**Data entries:**

-- -- --

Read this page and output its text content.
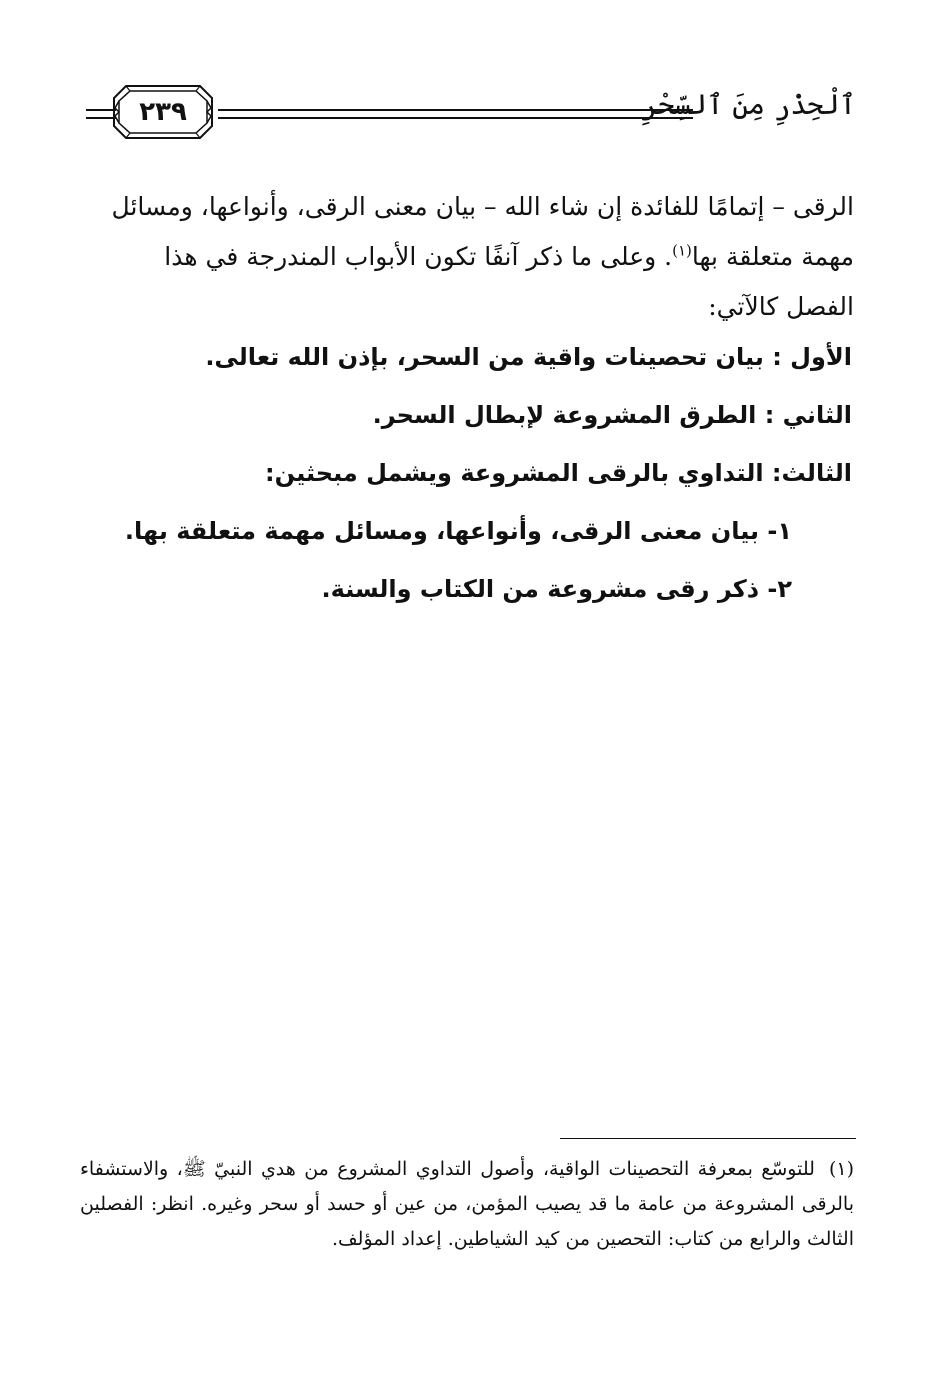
ٱلْحِذْرِ مِنَ ٱلسِّحْرِ
٢٣٩
الرقى – إتمامًا للفائدة إن شاء الله – بيان معنى الرقى، وأنواعها، ومسائل
مهمة متعلقة بها$^{(١)}$. وعلى ما ذكر آنفًا تكون الأبواب المندرجة في هذا
الفصل كالآتي:
الأول : بيان تحصينات واقية من السحر، بإذن الله تعالى.
الثاني : الطرق المشروعة لإبطال السحر.
الثالث: التداوي بالرقى المشروعة ويشمل مبحثين:
١- بيان معنى الرقى، وأنواعها، ومسائل مهمة متعلقة بها.
٢- ذكر رقى مشروعة من الكتاب والسنة.
(١)للتوسّع بمعرفة التحصينات الواقية، وأصول التداوي المشروع من هدي النبيّ ﷺ، والاستشفاء بالرقى المشروعة من عامة ما قد يصيب المؤمن، من عين أو حسد أو سحر وغيره. انظر: الفصلين الثالث والرابع من كتاب: التحصين من كيد الشياطين. إعداد المؤلف.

-- -- --

**Exercise instructions:** Take every line from the records above that has the word "المشروعة" and copy it.

**Correct output:**
الثاني : الطرق المشروعة لإبطال السحر.
الثالث: التداوي بالرقى المشروعة ويشمل مبحثين:
(١)للتوسّع بمعرفة التحصينات الواقية، وأصول التداوي المشروع من هدي النبيّ ﷺ، والاستشفاء بالرقى المشروعة من عامة ما قد يصيب المؤمن، من عين أو حسد أو سحر وغيره. انظر: الفصلين الثالث والرابع من كتاب: التحصين من كيد الشياطين. إعداد المؤلف.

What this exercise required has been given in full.